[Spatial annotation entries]
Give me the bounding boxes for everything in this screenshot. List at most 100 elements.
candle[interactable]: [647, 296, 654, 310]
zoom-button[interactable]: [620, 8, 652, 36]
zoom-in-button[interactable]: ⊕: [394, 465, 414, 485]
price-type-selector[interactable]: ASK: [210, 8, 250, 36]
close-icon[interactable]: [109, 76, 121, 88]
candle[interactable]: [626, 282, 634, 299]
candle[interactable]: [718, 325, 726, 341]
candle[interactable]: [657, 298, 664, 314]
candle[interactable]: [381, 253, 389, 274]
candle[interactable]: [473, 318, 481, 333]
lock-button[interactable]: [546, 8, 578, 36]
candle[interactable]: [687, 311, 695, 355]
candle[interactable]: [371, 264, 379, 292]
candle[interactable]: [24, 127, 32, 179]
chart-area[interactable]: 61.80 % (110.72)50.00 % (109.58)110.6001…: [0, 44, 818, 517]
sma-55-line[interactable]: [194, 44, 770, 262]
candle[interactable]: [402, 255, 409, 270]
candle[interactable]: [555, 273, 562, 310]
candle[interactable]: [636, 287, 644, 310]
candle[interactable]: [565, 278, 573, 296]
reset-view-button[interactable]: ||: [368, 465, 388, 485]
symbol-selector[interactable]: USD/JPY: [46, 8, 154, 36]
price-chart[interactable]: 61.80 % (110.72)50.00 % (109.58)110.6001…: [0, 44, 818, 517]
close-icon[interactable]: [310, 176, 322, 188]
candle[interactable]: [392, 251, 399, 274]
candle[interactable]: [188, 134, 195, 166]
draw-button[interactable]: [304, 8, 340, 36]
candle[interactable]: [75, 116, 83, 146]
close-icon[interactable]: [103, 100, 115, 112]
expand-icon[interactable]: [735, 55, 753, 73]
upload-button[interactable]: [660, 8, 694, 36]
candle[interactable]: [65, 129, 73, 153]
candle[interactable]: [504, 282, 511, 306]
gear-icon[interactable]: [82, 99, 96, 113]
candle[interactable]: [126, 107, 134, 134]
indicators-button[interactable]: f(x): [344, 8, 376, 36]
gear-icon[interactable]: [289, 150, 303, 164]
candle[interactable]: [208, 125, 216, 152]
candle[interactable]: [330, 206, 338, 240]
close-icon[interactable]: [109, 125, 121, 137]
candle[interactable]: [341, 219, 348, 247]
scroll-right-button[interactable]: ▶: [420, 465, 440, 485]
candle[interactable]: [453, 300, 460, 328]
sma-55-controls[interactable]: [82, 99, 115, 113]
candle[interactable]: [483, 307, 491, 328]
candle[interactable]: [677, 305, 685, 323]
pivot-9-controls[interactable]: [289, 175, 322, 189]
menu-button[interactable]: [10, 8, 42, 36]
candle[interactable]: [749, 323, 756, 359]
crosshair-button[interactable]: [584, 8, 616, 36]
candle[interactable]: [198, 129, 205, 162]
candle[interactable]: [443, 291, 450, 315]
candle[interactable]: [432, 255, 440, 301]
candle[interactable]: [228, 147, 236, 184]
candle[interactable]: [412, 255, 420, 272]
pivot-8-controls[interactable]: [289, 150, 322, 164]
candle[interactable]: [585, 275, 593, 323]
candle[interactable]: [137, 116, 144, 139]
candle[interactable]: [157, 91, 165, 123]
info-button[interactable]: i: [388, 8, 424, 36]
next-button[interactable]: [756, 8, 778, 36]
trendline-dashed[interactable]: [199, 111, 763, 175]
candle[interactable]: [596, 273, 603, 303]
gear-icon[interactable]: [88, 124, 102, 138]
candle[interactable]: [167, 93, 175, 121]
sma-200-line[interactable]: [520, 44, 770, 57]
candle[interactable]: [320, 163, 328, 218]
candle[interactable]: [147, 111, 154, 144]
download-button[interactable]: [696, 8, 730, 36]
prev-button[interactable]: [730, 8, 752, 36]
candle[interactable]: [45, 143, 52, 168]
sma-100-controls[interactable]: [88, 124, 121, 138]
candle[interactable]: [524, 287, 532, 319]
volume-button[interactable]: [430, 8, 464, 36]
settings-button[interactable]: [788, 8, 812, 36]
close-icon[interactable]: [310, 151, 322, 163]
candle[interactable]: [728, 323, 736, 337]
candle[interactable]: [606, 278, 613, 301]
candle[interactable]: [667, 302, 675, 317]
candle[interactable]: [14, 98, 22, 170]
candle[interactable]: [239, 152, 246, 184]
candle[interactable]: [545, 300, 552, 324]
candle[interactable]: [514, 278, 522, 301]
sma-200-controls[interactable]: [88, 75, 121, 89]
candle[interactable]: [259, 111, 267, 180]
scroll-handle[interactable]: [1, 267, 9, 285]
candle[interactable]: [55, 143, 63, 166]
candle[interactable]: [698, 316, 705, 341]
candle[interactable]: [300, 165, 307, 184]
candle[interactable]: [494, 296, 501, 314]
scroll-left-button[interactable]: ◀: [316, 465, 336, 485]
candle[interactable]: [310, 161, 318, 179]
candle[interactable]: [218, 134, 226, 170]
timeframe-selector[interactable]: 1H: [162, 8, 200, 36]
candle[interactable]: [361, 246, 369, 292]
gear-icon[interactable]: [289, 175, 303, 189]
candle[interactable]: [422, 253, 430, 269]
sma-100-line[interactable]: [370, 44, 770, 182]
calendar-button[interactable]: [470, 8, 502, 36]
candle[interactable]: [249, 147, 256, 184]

- **WHAT IS EXPECTED**
Format the lines above as a numbered list, leaving out any blank lines.

- **RESPONSE FOR THIS EXERCISE**
1. Give me the bounding boxes for everything in this screenshot. List at most 100 elements.
2. candle[interactable]: [647, 296, 654, 310]
3. zoom-button[interactable]: [620, 8, 652, 36]
4. zoom-in-button[interactable]: ⊕: [394, 465, 414, 485]
5. price-type-selector[interactable]: ASK: [210, 8, 250, 36]
6. close-icon[interactable]: [109, 76, 121, 88]
7. candle[interactable]: [626, 282, 634, 299]
8. candle[interactable]: [718, 325, 726, 341]
9. candle[interactable]: [657, 298, 664, 314]
10. candle[interactable]: [381, 253, 389, 274]
11. candle[interactable]: [473, 318, 481, 333]
12. lock-button[interactable]: [546, 8, 578, 36]
13. candle[interactable]: [687, 311, 695, 355]
14. candle[interactable]: [371, 264, 379, 292]
15. candle[interactable]: [24, 127, 32, 179]
16. chart-area[interactable]: 61.80 % (110.72)50.00 % (109.58)110.6001…: [0, 44, 818, 517]
17. sma-55-line[interactable]: [194, 44, 770, 262]
18. candle[interactable]: [402, 255, 409, 270]
19. candle[interactable]: [555, 273, 562, 310]
20. candle[interactable]: [636, 287, 644, 310]
21. candle[interactable]: [565, 278, 573, 296]
22. reset-view-button[interactable]: ||: [368, 465, 388, 485]
23. symbol-selector[interactable]: USD/JPY: [46, 8, 154, 36]
24. price-chart[interactable]: 61.80 % (110.72)50.00 % (109.58)110.6001…: [0, 44, 818, 517]
25. close-icon[interactable]: [310, 176, 322, 188]
26. candle[interactable]: [392, 251, 399, 274]
27. candle[interactable]: [188, 134, 195, 166]
28. draw-button[interactable]: [304, 8, 340, 36]
29. candle[interactable]: [75, 116, 83, 146]
30. close-icon[interactable]: [103, 100, 115, 112]
31. expand-icon[interactable]: [735, 55, 753, 73]
32. upload-button[interactable]: [660, 8, 694, 36]
33. candle[interactable]: [65, 129, 73, 153]
34. candle[interactable]: [504, 282, 511, 306]
35. gear-icon[interactable]: [82, 99, 96, 113]
36. candle[interactable]: [126, 107, 134, 134]
37. indicators-button[interactable]: f(x): [344, 8, 376, 36]
38. gear-icon[interactable]: [289, 150, 303, 164]
39. candle[interactable]: [208, 125, 216, 152]
40. candle[interactable]: [330, 206, 338, 240]
41. close-icon[interactable]: [109, 125, 121, 137]
42. candle[interactable]: [341, 219, 348, 247]
43. scroll-right-button[interactable]: ▶: [420, 465, 440, 485]
44. candle[interactable]: [453, 300, 460, 328]
45. sma-55-controls[interactable]: [82, 99, 115, 113]
46. candle[interactable]: [483, 307, 491, 328]
47. candle[interactable]: [677, 305, 685, 323]
48. pivot-9-controls[interactable]: [289, 175, 322, 189]
49. menu-button[interactable]: [10, 8, 42, 36]
50. candle[interactable]: [749, 323, 756, 359]
51. crosshair-button[interactable]: [584, 8, 616, 36]
52. candle[interactable]: [198, 129, 205, 162]
53. candle[interactable]: [443, 291, 450, 315]
54. candle[interactable]: [432, 255, 440, 301]
55. candle[interactable]: [228, 147, 236, 184]
56. candle[interactable]: [412, 255, 420, 272]
57. pivot-8-controls[interactable]: [289, 150, 322, 164]
58. candle[interactable]: [585, 275, 593, 323]
59. candle[interactable]: [137, 116, 144, 139]
60. candle[interactable]: [157, 91, 165, 123]
61. info-button[interactable]: i: [388, 8, 424, 36]
62. next-button[interactable]: [756, 8, 778, 36]
63. trendline-dashed[interactable]: [199, 111, 763, 175]
64. candle[interactable]: [596, 273, 603, 303]
65. gear-icon[interactable]: [88, 124, 102, 138]
66. candle[interactable]: [167, 93, 175, 121]
67. sma-200-line[interactable]: [520, 44, 770, 57]
68. candle[interactable]: [320, 163, 328, 218]
69. candle[interactable]: [147, 111, 154, 144]
70. download-button[interactable]: [696, 8, 730, 36]
71. prev-button[interactable]: [730, 8, 752, 36]
72. candle[interactable]: [45, 143, 52, 168]
73. sma-100-controls[interactable]: [88, 124, 121, 138]
74. candle[interactable]: [524, 287, 532, 319]
75. volume-button[interactable]: [430, 8, 464, 36]
76. settings-button[interactable]: [788, 8, 812, 36]
77. close-icon[interactable]: [310, 151, 322, 163]
78. candle[interactable]: [728, 323, 736, 337]
79. candle[interactable]: [606, 278, 613, 301]
80. candle[interactable]: [667, 302, 675, 317]
81. candle[interactable]: [14, 98, 22, 170]
82. candle[interactable]: [239, 152, 246, 184]
83. candle[interactable]: [545, 300, 552, 324]
84. candle[interactable]: [514, 278, 522, 301]
85. sma-200-controls[interactable]: [88, 75, 121, 89]
86. candle[interactable]: [259, 111, 267, 180]
87. scroll-handle[interactable]: [1, 267, 9, 285]
88. candle[interactable]: [55, 143, 63, 166]
89. candle[interactable]: [698, 316, 705, 341]
90. candle[interactable]: [300, 165, 307, 184]
91. candle[interactable]: [494, 296, 501, 314]
92. scroll-left-button[interactable]: ◀: [316, 465, 336, 485]
93. candle[interactable]: [310, 161, 318, 179]
94. candle[interactable]: [218, 134, 226, 170]
95. timeframe-selector[interactable]: 1H: [162, 8, 200, 36]
96. candle[interactable]: [361, 246, 369, 292]
97. gear-icon[interactable]: [289, 175, 303, 189]
98. candle[interactable]: [422, 253, 430, 269]
99. sma-100-line[interactable]: [370, 44, 770, 182]
100. calendar-button[interactable]: [470, 8, 502, 36]
101. candle[interactable]: [249, 147, 256, 184]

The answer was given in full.